• Work instructions:
Report every line of the material below that contains the string "name".

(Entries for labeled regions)

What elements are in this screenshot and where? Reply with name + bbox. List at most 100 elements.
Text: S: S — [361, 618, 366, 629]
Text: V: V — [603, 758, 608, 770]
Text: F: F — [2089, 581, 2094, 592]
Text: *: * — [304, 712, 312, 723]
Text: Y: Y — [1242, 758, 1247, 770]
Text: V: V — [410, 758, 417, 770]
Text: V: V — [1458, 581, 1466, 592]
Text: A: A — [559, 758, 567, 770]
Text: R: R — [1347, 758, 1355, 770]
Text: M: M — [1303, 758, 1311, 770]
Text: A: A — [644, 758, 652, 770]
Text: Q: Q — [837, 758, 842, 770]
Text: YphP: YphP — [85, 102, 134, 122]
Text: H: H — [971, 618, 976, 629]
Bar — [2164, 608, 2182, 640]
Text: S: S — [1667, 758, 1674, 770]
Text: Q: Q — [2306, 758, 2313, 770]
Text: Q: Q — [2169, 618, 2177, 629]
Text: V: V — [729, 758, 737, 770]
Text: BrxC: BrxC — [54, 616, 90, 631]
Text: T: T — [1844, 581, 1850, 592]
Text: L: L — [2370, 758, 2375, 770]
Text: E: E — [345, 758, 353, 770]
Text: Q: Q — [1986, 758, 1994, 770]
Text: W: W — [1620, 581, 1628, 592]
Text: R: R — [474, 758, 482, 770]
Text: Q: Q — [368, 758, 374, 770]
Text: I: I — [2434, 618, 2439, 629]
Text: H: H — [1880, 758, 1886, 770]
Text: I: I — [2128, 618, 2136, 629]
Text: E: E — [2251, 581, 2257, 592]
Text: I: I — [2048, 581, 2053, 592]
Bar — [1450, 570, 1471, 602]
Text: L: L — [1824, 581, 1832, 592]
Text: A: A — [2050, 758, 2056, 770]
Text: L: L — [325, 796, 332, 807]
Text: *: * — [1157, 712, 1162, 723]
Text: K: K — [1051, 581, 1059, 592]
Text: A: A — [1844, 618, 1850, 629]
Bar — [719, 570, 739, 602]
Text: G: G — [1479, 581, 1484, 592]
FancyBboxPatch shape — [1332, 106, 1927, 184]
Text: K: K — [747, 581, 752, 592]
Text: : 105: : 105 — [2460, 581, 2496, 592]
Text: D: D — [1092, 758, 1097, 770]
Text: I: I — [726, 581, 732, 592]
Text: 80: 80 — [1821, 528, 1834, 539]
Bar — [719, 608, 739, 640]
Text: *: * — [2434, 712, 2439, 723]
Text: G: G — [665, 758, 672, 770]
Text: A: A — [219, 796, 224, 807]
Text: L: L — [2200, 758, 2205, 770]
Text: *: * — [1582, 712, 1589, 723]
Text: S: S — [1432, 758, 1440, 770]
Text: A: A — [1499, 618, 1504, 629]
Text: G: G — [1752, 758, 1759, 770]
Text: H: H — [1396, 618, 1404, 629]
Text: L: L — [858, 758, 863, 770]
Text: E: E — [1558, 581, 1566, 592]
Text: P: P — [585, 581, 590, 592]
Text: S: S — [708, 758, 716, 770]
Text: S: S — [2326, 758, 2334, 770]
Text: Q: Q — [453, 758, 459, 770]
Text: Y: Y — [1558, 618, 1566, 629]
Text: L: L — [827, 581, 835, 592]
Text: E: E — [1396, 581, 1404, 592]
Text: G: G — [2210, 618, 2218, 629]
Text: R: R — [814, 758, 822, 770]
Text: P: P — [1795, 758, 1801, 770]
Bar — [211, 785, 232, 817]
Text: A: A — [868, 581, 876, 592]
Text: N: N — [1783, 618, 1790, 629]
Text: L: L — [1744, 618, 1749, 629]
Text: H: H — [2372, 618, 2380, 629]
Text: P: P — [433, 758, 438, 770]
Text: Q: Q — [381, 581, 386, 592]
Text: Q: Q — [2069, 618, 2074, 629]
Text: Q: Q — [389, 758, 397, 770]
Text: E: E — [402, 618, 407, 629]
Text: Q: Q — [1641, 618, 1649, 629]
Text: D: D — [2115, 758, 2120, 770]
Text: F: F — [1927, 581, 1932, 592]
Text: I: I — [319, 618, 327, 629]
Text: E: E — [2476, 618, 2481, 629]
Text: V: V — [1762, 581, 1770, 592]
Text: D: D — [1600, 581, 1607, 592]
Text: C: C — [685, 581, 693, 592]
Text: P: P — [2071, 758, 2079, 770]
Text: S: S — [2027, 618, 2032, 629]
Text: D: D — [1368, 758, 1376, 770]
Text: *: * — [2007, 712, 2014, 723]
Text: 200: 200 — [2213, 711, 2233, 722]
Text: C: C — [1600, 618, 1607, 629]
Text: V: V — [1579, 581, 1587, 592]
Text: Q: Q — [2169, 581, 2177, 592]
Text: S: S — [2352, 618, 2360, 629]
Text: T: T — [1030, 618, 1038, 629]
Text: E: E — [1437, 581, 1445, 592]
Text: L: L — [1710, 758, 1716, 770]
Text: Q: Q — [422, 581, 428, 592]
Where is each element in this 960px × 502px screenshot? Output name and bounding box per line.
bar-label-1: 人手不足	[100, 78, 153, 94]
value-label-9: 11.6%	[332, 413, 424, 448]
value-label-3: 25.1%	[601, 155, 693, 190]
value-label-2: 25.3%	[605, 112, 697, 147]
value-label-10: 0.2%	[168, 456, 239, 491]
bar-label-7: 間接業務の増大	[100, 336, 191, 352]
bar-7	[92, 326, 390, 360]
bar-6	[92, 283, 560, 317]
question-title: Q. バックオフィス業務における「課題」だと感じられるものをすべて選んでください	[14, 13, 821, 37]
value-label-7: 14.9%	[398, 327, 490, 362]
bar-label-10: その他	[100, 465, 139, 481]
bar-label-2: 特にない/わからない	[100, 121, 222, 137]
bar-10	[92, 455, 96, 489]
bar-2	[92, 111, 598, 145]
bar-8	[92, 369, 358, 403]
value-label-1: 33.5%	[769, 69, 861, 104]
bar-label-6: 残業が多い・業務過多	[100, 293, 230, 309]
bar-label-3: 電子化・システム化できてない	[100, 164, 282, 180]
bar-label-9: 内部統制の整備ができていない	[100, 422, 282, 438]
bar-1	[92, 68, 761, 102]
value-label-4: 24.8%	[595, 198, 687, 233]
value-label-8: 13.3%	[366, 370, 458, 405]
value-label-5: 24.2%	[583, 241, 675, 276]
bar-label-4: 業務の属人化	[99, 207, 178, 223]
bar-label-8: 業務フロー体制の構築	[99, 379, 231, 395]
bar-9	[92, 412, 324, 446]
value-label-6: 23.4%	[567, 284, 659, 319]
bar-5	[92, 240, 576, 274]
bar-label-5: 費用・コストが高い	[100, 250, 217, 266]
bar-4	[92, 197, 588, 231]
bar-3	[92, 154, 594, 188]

• Answer to this task:
What elements are in this screenshot and where? Reply with name + bbox. List at most 100 elements.
Where is each element in this 960px × 502px screenshot? Output name and bounding box per line.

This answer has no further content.